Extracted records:
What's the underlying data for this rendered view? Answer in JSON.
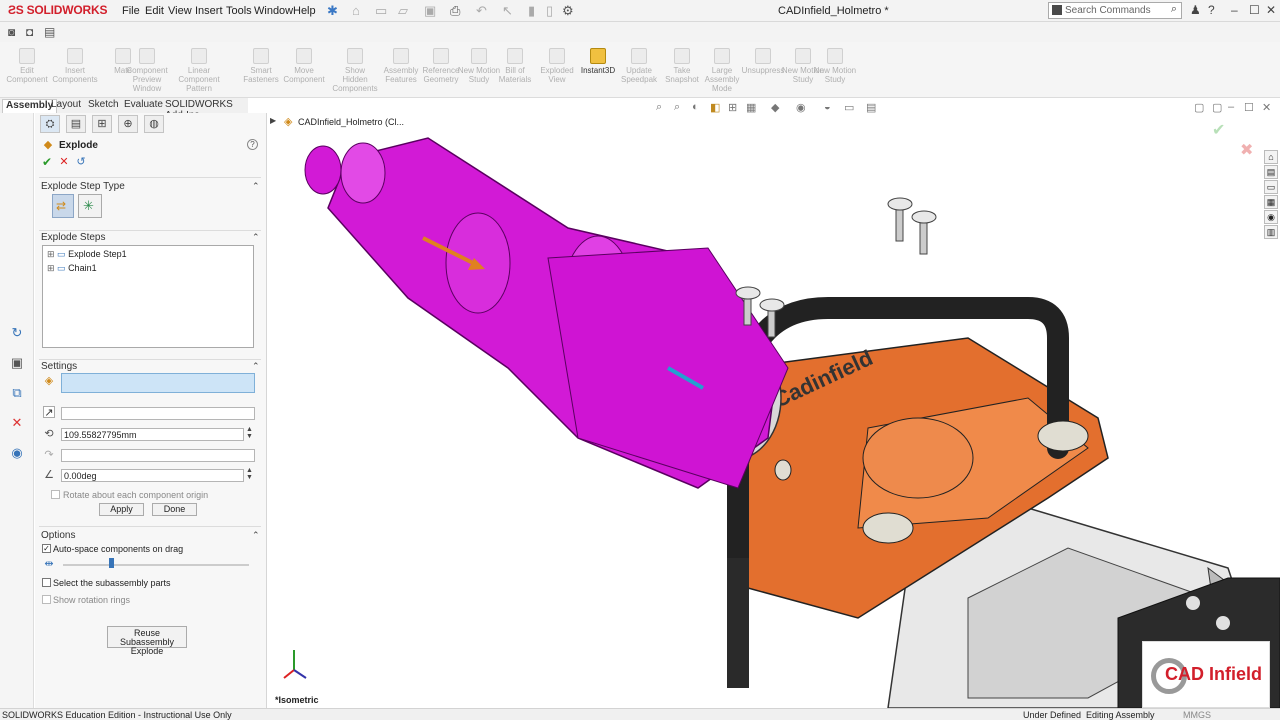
{
  "app": {
    "brand": "SOLIDWORKS",
    "menu": [
      "File",
      "Edit",
      "View",
      "Insert",
      "Tools",
      "Window",
      "Help"
    ],
    "doc_title": "CADInfield_Holmetro *",
    "search_placeholder": "Search Commands"
  },
  "command_bar": [
    {
      "label": "Edit Component",
      "active": false
    },
    {
      "label": "Insert Components",
      "active": false
    },
    {
      "label": "Mate",
      "active": false
    },
    {
      "label": "Component Preview Window",
      "active": false
    },
    {
      "label": "Linear Component Pattern",
      "active": false
    },
    {
      "label": "Smart Fasteners",
      "active": false
    },
    {
      "label": "Move Component",
      "active": false
    },
    {
      "label": "Show Hidden Components",
      "active": false
    },
    {
      "label": "Assembly Features",
      "active": false
    },
    {
      "label": "Reference Geometry",
      "active": false
    },
    {
      "label": "New Motion Study",
      "active": false
    },
    {
      "label": "Bill of Materials",
      "active": false
    },
    {
      "label": "Exploded View",
      "active": false
    },
    {
      "label": "Instant3D",
      "active": true
    },
    {
      "label": "Update Speedpak",
      "active": false
    },
    {
      "label": "Take Snapshot",
      "active": false
    },
    {
      "label": "Large Assembly Mode",
      "active": false
    },
    {
      "label": "Unsuppress",
      "active": false
    },
    {
      "label": "New Motion Study",
      "active": false
    },
    {
      "label": "New Motion Study",
      "active": false
    }
  ],
  "tabs": [
    "Assembly",
    "Layout",
    "Sketch",
    "Evaluate",
    "SOLIDWORKS Add-Ins"
  ],
  "property_manager": {
    "title": "Explode",
    "step_type_header": "Explode Step Type",
    "steps_header": "Explode Steps",
    "steps": [
      "Explode Step1",
      "Chain1"
    ],
    "settings_header": "Settings",
    "distance": "109.55827795mm",
    "angle": "0.00deg",
    "rotate_label": "Rotate about each component origin",
    "apply": "Apply",
    "done": "Done",
    "options_header": "Options",
    "auto_space": "Auto-space components on drag",
    "select_sub": "Select the subassembly parts",
    "show_rings": "Show rotation rings",
    "reuse_line1": "Reuse Subassembly",
    "reuse_line2": "Explode"
  },
  "viewport": {
    "tree_root": "CADInfield_Holmetro  (Cl...",
    "view_label": "*Isometric",
    "watermark_text": "CAD Infield",
    "brand_text": "Cadinfield"
  },
  "status": {
    "left": "SOLIDWORKS Education Edition - Instructional Use Only",
    "under_defined": "Under Defined",
    "editing": "Editing Assembly",
    "units": "MMGS"
  },
  "colors": {
    "magenta": "#d21ad6",
    "orange": "#e36f2e",
    "brand_red": "#d21f2b"
  }
}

WRITTEN PROBLEM: Every line of the data should be copied as it stands, without the images.

OUTPUT OF THE EXERCISE:
What's the underlying data for this rendered view? Answer in JSON.
{
  "app": {
    "brand": "SOLIDWORKS",
    "menu": [
      "File",
      "Edit",
      "View",
      "Insert",
      "Tools",
      "Window",
      "Help"
    ],
    "doc_title": "CADInfield_Holmetro *",
    "search_placeholder": "Search Commands"
  },
  "command_bar": [
    {
      "label": "Edit Component",
      "active": false
    },
    {
      "label": "Insert Components",
      "active": false
    },
    {
      "label": "Mate",
      "active": false
    },
    {
      "label": "Component Preview Window",
      "active": false
    },
    {
      "label": "Linear Component Pattern",
      "active": false
    },
    {
      "label": "Smart Fasteners",
      "active": false
    },
    {
      "label": "Move Component",
      "active": false
    },
    {
      "label": "Show Hidden Components",
      "active": false
    },
    {
      "label": "Assembly Features",
      "active": false
    },
    {
      "label": "Reference Geometry",
      "active": false
    },
    {
      "label": "New Motion Study",
      "active": false
    },
    {
      "label": "Bill of Materials",
      "active": false
    },
    {
      "label": "Exploded View",
      "active": false
    },
    {
      "label": "Instant3D",
      "active": true
    },
    {
      "label": "Update Speedpak",
      "active": false
    },
    {
      "label": "Take Snapshot",
      "active": false
    },
    {
      "label": "Large Assembly Mode",
      "active": false
    },
    {
      "label": "Unsuppress",
      "active": false
    },
    {
      "label": "New Motion Study",
      "active": false
    },
    {
      "label": "New Motion Study",
      "active": false
    }
  ],
  "tabs": [
    "Assembly",
    "Layout",
    "Sketch",
    "Evaluate",
    "SOLIDWORKS Add-Ins"
  ],
  "property_manager": {
    "title": "Explode",
    "step_type_header": "Explode Step Type",
    "steps_header": "Explode Steps",
    "steps": [
      "Explode Step1",
      "Chain1"
    ],
    "settings_header": "Settings",
    "distance": "109.55827795mm",
    "angle": "0.00deg",
    "rotate_label": "Rotate about each component origin",
    "apply": "Apply",
    "done": "Done",
    "options_header": "Options",
    "auto_space": "Auto-space components on drag",
    "select_sub": "Select the subassembly parts",
    "show_rings": "Show rotation rings",
    "reuse_line1": "Reuse Subassembly",
    "reuse_line2": "Explode"
  },
  "viewport": {
    "tree_root": "CADInfield_Holmetro  (Cl...",
    "view_label": "*Isometric",
    "watermark_text": "CAD Infield",
    "brand_text": "Cadinfield"
  },
  "status": {
    "left": "SOLIDWORKS Education Edition - Instructional Use Only",
    "under_defined": "Under Defined",
    "editing": "Editing Assembly",
    "units": "MMGS"
  },
  "colors": {
    "magenta": "#d21ad6",
    "orange": "#e36f2e",
    "brand_red": "#d21f2b"
  }
}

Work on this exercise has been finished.